*Material shown*:

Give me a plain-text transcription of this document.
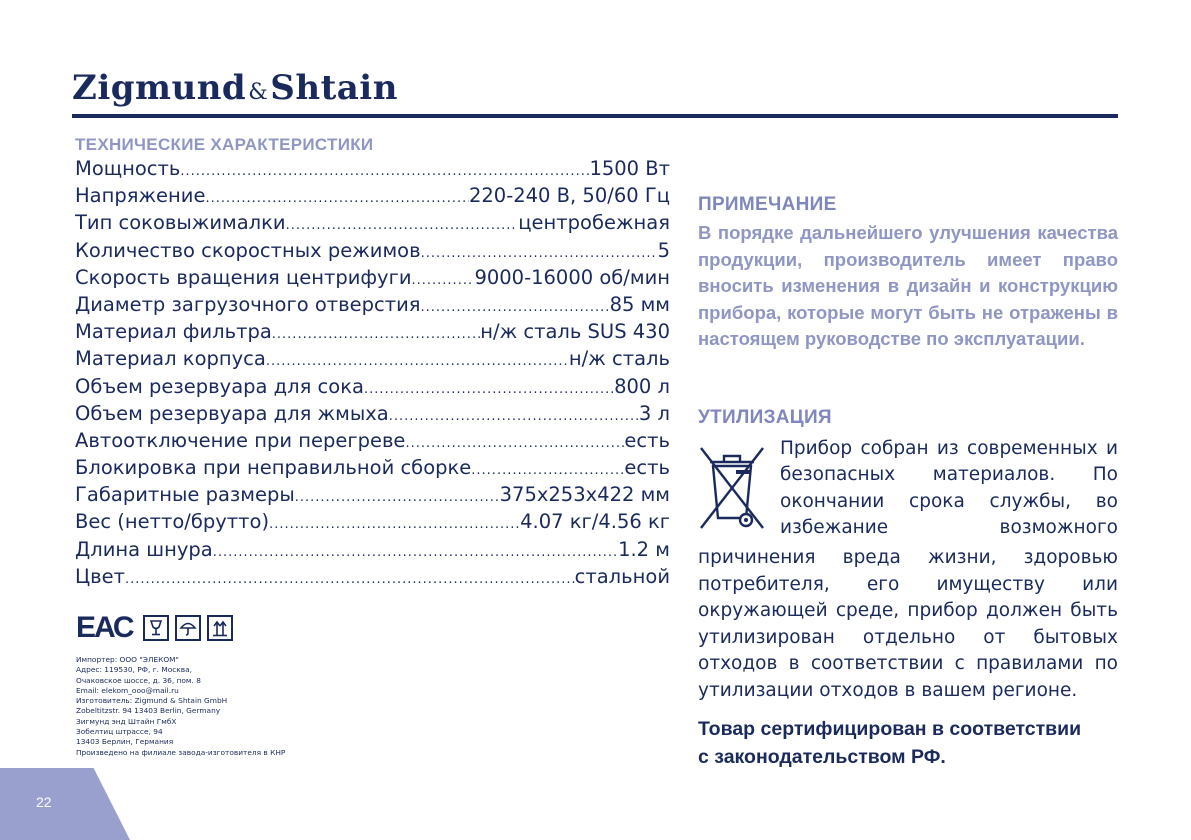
Zigmund&Shtain
ТЕХНИЧЕСКИЕ ХАРАКТЕРИСТИКИ
Мощность .....	1500 Вт
Напряжение .....	220-240 В, 50/60 Гц
Тип соковыжималки .....	центробежная
Количество скоростных режимов .....	5
Скорость вращения центрифуги .....	9000-16000 об/мин
Диаметр загрузочного отверстия .....	85 мм
Материал фильтра .....	н/ж сталь SUS 430
Материал корпуса .....	н/ж сталь
Объем резервуара для сока .....	800 л
Объем резервуара для жмыха .....	3 л
Автоотключение при перегреве .....	есть
Блокировка при неправильной сборке .....	есть
Габаритные размеры .....	375x253x422 мм
Вес (нетто/брутто) .....	4.07 кг/4.56 кг
Длина шнура .....	1.2 м
Цвет .....	стальной
ЕАС
Импортер: ООО "ЭЛЕКОМ"
Адрес: 119530, РФ, г. Москва,
Очаковское шоссе, д. 36, пом. 8
Email: elekom_ooo@mail.ru
Изготовитель: Zigmund & Shtain GmbH
Zobeltitzstr. 94 13403 Berlin, Germany
Зигмунд энд Штайн ГмбХ
Зобелтиц штрассе, 94
13403 Берлин, Германия
Произведено на филиале завода-изготовителя в КНР
22
ПРИМЕЧАНИЕ
В порядке дальнейшего улучшения качества продукции, производитель имеет право вносить изменения в дизайн и конструкцию прибора, которые могут быть не отражены в настоящем руководстве по эксплуатации.
УТИЛИЗАЦИЯ
Прибор собран из современных и безопасных материалов. По окончании срока службы, во избежание возможного
причинения вреда жизни, здоровью потребителя, его имуществу или окружающей среде, прибор должен быть утилизирован отдельно от бытовых отходов в соответствии с правилами по утилизации отходов в вашем регионе.
Товар сертифицирован в соответствии
с законодательством РФ.
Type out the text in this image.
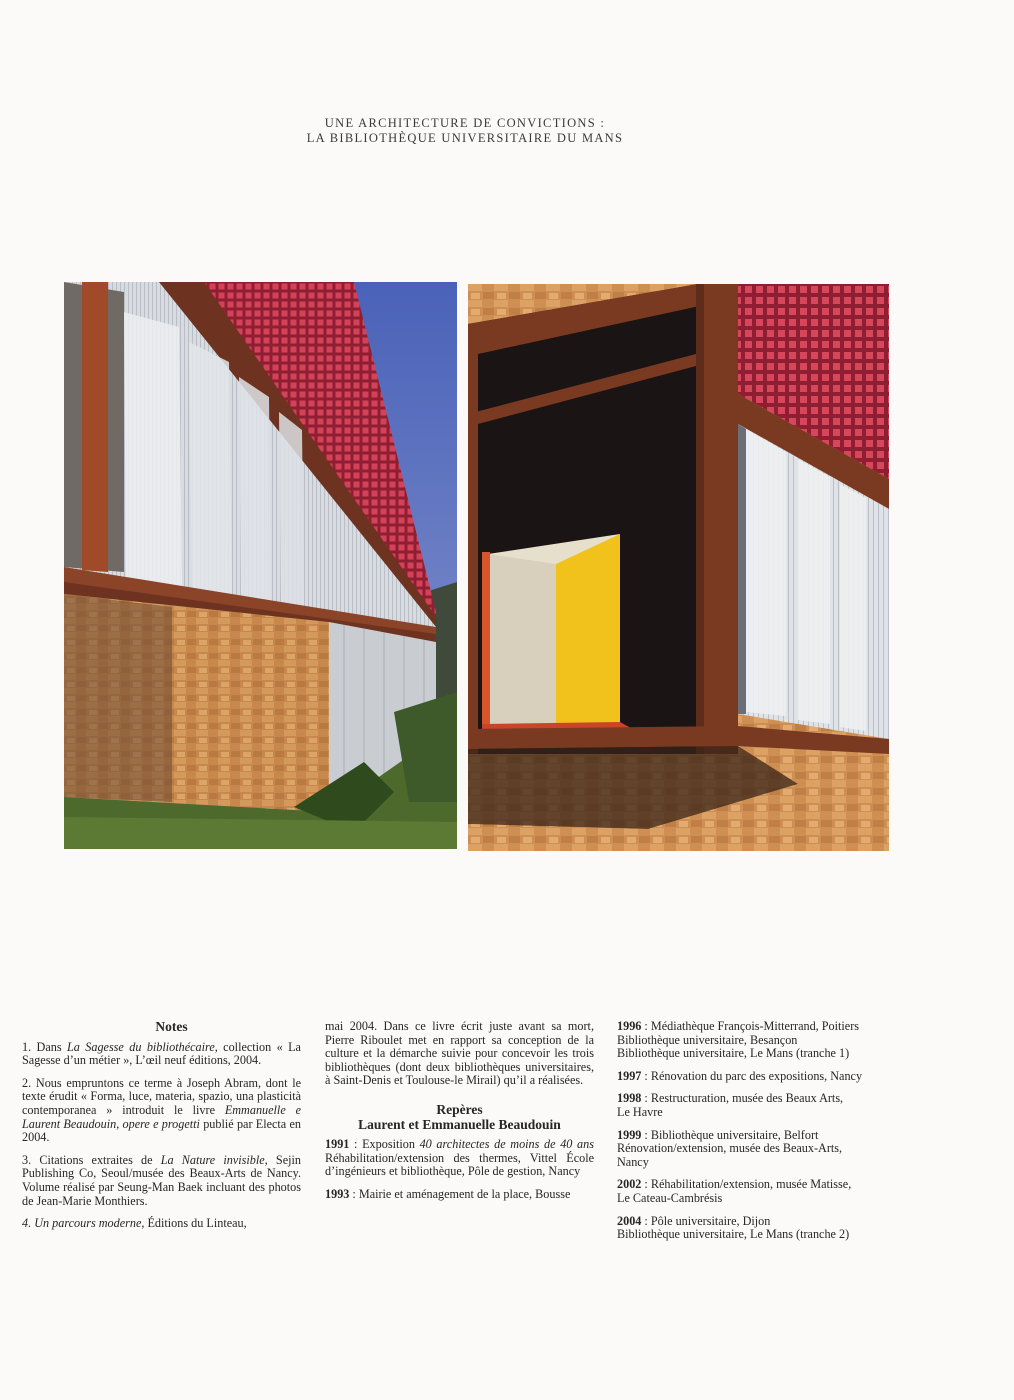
UNE ARCHITECTURE DE CONVICTIONS :
LA BIBLIOTHÈQUE UNIVERSITAIRE DU MANS

Notes

1. Dans La Sagesse du bibliothécaire, collection « La Sagesse d’un métier », L’œil neuf éditions, 2004.

2. Nous empruntons ce terme à Joseph Abram, dont le texte érudit « Forma, luce, materia, spazio, una plasticità contemporanea » introduit le livre Emmanuelle e Laurent Beaudouin, opere e progetti publié par Electa en 2004.

3. Citations extraites de La Nature invisible, Sejin Publishing Co, Seoul/musée des Beaux-Arts de Nancy. Volume réalisé par Seung-Man Baek incluant des photos de Jean-Marie Monthiers.

4. Un parcours moderne, Éditions du Linteau,

mai 2004. Dans ce livre écrit juste avant sa mort, Pierre Riboulet met en rapport sa conception de la culture et la démarche suivie pour concevoir les trois bibliothèques (dont deux bibliothèques universitaires, à Saint-Denis et Toulouse-le Mirail) qu’il a réalisées.

Repères
Laurent et Emmanuelle Beaudouin

1991 : Exposition 40 architectes de moins de 40 ans Réhabilitation/extension des thermes, Vittel École d’ingénieurs et bibliothèque, Pôle de gestion, Nancy

1993 : Mairie et aménagement de la place, Bousse

1996 : Médiathèque François-Mitterrand, Poitiers
Bibliothèque universitaire, Besançon
Bibliothèque universitaire, Le Mans (tranche 1)
1997 : Rénovation du parc des expositions, Nancy
1998 : Restructuration, musée des Beaux Arts,
Le Havre
1999 : Bibliothèque universitaire, Belfort
Rénovation/extension, musée des Beaux-Arts,
Nancy
2002 : Réhabilitation/extension, musée Matisse,
Le Cateau-Cambrésis
2004 : Pôle universitaire, Dijon
Bibliothèque universitaire, Le Mans (tranche 2)
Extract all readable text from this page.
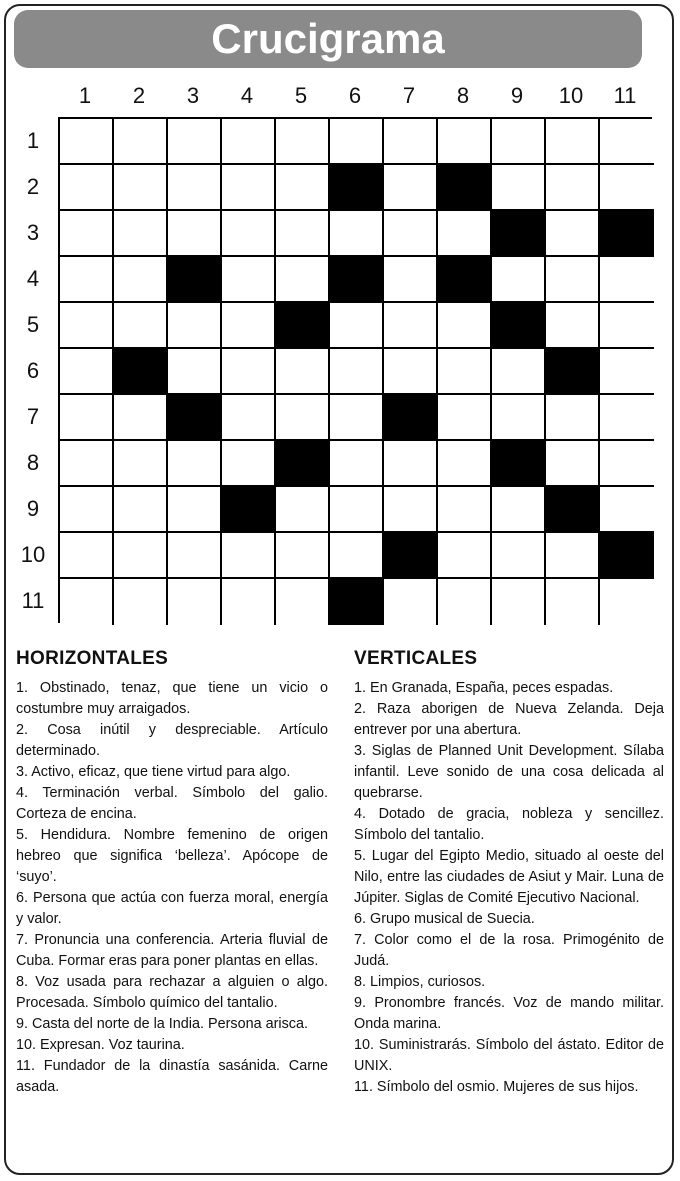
Crucigrama
1	2	3	4	5	6	7	8	9	10	11
1
2
3
4
5
6
7
8
9
10
11
HORIZONTALES

1. Obstinado, tenaz, que tiene un vicio o costumbre muy arraigados.

2. Cosa inútil y despreciable. Artículo determinado.

3. Activo, eficaz, que tiene virtud para algo.

4. Terminación verbal. Símbolo del galio. Corteza de encina.

5. Hendidura. Nombre femenino de origen hebreo que significa ‘belleza’. Apócope de ‘suyo’.

6. Persona que actúa con fuerza moral, energía y valor.

7. Pronuncia una conferencia. Arteria fluvial de Cuba. Formar eras para poner plantas en ellas.

8. Voz usada para rechazar a alguien o algo. Procesada. Símbolo químico del tantalio.

9. Casta del norte de la India. Persona arisca.

10. Expresan. Voz taurina.

11. Fundador de la dinastía sasánida. Carne asada.

VERTICALES

1. En Granada, España, peces espadas.

2. Raza aborigen de Nueva Zelanda. Deja entrever por una abertura.

3. Siglas de Planned Unit Development. Sílaba infantil. Leve sonido de una cosa delicada al quebrarse.

4. Dotado de gracia, nobleza y sencillez. Símbolo del tantalio.

5. Lugar del Egipto Medio, situado al oeste del Nilo, entre las ciudades de Asiut y Mair. Luna de Júpiter. Siglas de Comité Ejecutivo Nacional.

6. Grupo musical de Suecia.

7. Color como el de la rosa. Primogénito de Judá.

8. Limpios, curiosos.

9. Pronombre francés. Voz de mando militar. Onda marina.

10. Suministrarás. Símbolo del ástato. Editor de UNIX.

11. Símbolo del osmio. Mujeres de sus hijos.
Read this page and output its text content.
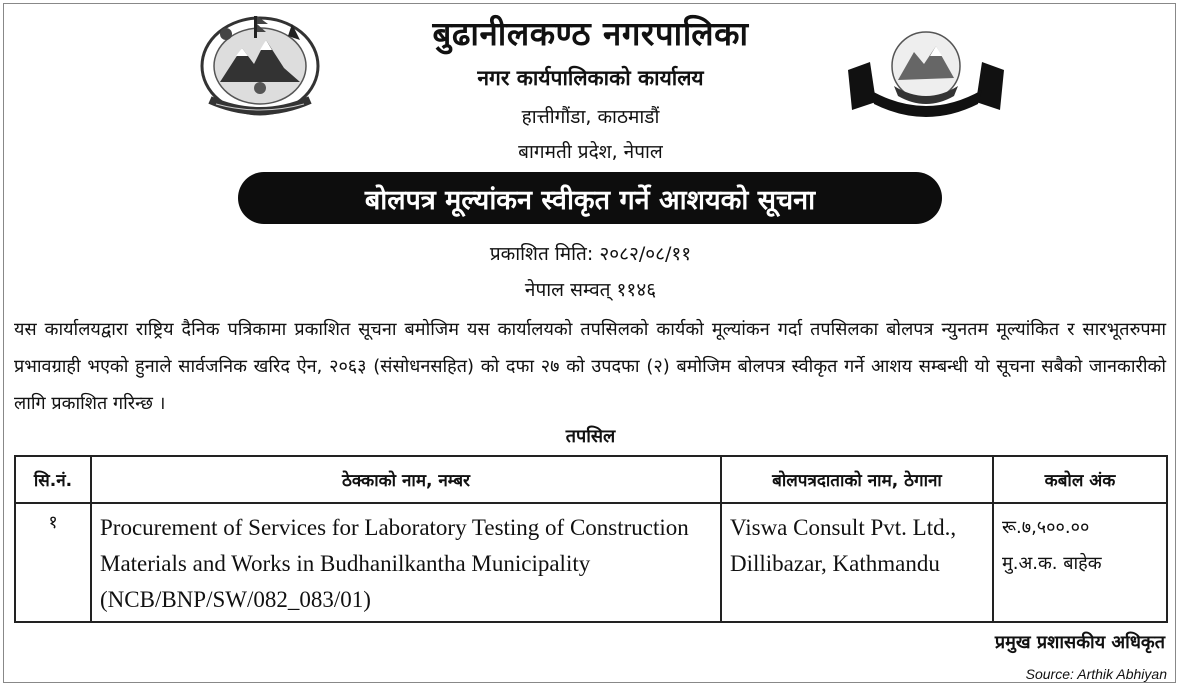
बुढानीलकण्ठ नगरपालिका
नगर कार्यपालिकाको कार्यालय
हात्तीगौंडा, काठमाडौं
बागमती प्रदेश, नेपाल
बोलपत्र मूल्यांकन स्वीकृत गर्ने आशयको सूचना
प्रकाशित मिति: २०८२/०८/११
नेपाल सम्वत् ११४६
यस कार्यालयद्वारा राष्ट्रिय दैनिक पत्रिकामा प्रकाशित सूचना बमोजिम यस कार्यालयको तपसिलको कार्यको मूल्यांकन गर्दा तपसिलका बोलपत्र न्युनतम मूल्यांकित र सारभूतरुपमा प्रभावग्राही भएको हुनाले सार्वजनिक खरिद ऐन, २०६३ (संसोधनसहित) को दफा २७ को उपदफा (२) बमोजिम बोलपत्र स्वीकृत गर्ने आशय सम्बन्धी यो सूचना सबैको जानकारीको लागि प्रकाशित गरिन्छ ।
तपसिल
सि.नं.	ठेक्काको नाम, नम्बर	बोलपत्रदाताको नाम, ठेगाना	कबोल अंक
१	Procurement of Services for Laboratory Testing of Construction Materials and Works in Budhanilkantha Municipality (NCB/BNP/SW/082_083/01)	Viswa Consult Pvt. Ltd., Dillibazar, Kathmandu	रू.७,५००.००
मु.अ.क. बाहेक
प्रमुख प्रशासकीय अधिकृत
Source: Arthik Abhiyan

*Short problem*:
Identify each line of the material where the word "musée" shows up, and copy it.

*Written answer*:
3. Citations extraites de La Nature invisible, Sejin Publishing Co, Seoul/musée des Beaux-Arts de Nancy. Volume réalisé par Seung-Man Baek incluant des photos de Jean-Marie Monthiers.
1998 : Restructuration, musée des Beaux Arts,
Rénovation/extension, musée des Beaux-Arts,
2002 : Réhabilitation/extension, musée Matisse,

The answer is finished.